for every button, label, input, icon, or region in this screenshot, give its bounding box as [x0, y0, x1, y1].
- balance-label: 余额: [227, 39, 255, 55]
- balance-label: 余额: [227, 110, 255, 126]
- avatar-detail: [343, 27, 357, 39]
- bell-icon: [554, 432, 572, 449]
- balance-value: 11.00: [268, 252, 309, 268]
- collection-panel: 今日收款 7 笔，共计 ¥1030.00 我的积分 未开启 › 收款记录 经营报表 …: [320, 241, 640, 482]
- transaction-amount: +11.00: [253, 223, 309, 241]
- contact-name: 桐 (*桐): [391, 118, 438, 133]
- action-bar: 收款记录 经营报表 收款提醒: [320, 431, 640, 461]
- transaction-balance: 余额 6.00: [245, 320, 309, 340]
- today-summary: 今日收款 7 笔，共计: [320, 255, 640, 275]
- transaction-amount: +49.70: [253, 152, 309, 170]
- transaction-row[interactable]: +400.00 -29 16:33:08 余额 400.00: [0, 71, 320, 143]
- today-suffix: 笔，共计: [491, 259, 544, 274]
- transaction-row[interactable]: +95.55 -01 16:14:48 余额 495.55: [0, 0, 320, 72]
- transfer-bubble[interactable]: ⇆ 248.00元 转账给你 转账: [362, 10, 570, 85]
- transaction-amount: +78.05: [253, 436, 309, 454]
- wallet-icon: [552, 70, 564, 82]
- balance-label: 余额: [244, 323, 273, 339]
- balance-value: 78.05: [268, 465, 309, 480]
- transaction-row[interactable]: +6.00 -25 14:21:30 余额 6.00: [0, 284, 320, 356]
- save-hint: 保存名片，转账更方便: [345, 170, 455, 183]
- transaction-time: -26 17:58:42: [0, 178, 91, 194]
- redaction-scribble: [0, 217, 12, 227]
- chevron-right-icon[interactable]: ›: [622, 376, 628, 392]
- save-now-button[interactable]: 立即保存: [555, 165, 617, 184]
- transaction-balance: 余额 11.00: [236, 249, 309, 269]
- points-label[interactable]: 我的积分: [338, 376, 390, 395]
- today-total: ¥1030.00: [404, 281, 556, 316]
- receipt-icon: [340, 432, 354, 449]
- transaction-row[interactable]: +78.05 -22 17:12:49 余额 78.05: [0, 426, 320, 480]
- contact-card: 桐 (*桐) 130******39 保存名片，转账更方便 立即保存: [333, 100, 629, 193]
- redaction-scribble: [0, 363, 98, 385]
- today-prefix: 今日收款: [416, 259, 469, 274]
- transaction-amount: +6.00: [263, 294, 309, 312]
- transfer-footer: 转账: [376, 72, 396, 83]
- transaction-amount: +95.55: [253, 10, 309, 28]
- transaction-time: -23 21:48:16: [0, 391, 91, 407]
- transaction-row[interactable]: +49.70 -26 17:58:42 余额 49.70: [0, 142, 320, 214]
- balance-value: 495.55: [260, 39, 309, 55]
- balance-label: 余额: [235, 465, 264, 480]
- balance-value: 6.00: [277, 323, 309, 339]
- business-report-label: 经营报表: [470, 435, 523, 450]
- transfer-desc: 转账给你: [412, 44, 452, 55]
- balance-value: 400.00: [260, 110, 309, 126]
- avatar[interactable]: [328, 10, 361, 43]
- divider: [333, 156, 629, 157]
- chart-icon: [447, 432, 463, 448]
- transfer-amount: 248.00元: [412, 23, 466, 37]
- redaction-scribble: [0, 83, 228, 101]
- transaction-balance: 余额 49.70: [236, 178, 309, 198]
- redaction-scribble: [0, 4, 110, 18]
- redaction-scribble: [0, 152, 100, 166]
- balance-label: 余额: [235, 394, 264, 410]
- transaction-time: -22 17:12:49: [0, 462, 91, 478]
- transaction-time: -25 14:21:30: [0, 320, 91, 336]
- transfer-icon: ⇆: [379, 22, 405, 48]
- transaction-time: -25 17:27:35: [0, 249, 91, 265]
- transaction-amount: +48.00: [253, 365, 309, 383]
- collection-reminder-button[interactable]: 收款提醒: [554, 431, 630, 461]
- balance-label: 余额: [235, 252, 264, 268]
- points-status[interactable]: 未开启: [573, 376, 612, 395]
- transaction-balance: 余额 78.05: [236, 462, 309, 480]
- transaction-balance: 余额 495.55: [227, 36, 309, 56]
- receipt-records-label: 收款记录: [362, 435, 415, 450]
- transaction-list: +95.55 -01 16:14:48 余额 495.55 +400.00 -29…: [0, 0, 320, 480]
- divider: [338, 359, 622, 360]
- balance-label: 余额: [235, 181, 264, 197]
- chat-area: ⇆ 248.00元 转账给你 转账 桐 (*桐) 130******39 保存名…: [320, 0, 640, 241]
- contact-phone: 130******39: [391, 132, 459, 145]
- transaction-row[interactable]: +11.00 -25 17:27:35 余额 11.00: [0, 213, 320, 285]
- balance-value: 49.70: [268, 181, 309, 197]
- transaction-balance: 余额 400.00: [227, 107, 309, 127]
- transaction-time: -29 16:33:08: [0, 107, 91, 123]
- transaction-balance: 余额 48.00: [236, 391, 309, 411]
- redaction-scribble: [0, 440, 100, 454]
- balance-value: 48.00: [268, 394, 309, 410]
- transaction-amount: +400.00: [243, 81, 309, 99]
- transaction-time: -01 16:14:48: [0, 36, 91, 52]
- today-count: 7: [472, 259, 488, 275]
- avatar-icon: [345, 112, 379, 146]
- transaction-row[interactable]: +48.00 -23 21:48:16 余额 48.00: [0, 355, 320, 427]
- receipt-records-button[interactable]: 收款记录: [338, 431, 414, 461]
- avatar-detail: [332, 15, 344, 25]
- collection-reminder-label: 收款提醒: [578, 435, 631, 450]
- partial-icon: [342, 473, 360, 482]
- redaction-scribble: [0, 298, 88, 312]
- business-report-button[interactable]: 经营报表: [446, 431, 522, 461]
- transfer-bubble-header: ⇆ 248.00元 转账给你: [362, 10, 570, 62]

### What to do
Rewrite the lines from the first one through the one containing "- collection-panel: 今日收款", replacing "balance-label" with "balance-caption" and leaving all else unchanged.

### Correct output
for every button, label, input, icon, or region in this screenshot, give its bounding box as [x0, y0, x1, y1].
- balance-caption: 余额: [227, 39, 255, 55]
- balance-caption: 余额: [227, 110, 255, 126]
- avatar-detail: [343, 27, 357, 39]
- bell-icon: [554, 432, 572, 449]
- balance-value: 11.00: [268, 252, 309, 268]
- collection-panel: 今日收款 7 笔，共计 ¥1030.00 我的积分 未开启 › 收款记录 经营报表 …: [320, 241, 640, 482]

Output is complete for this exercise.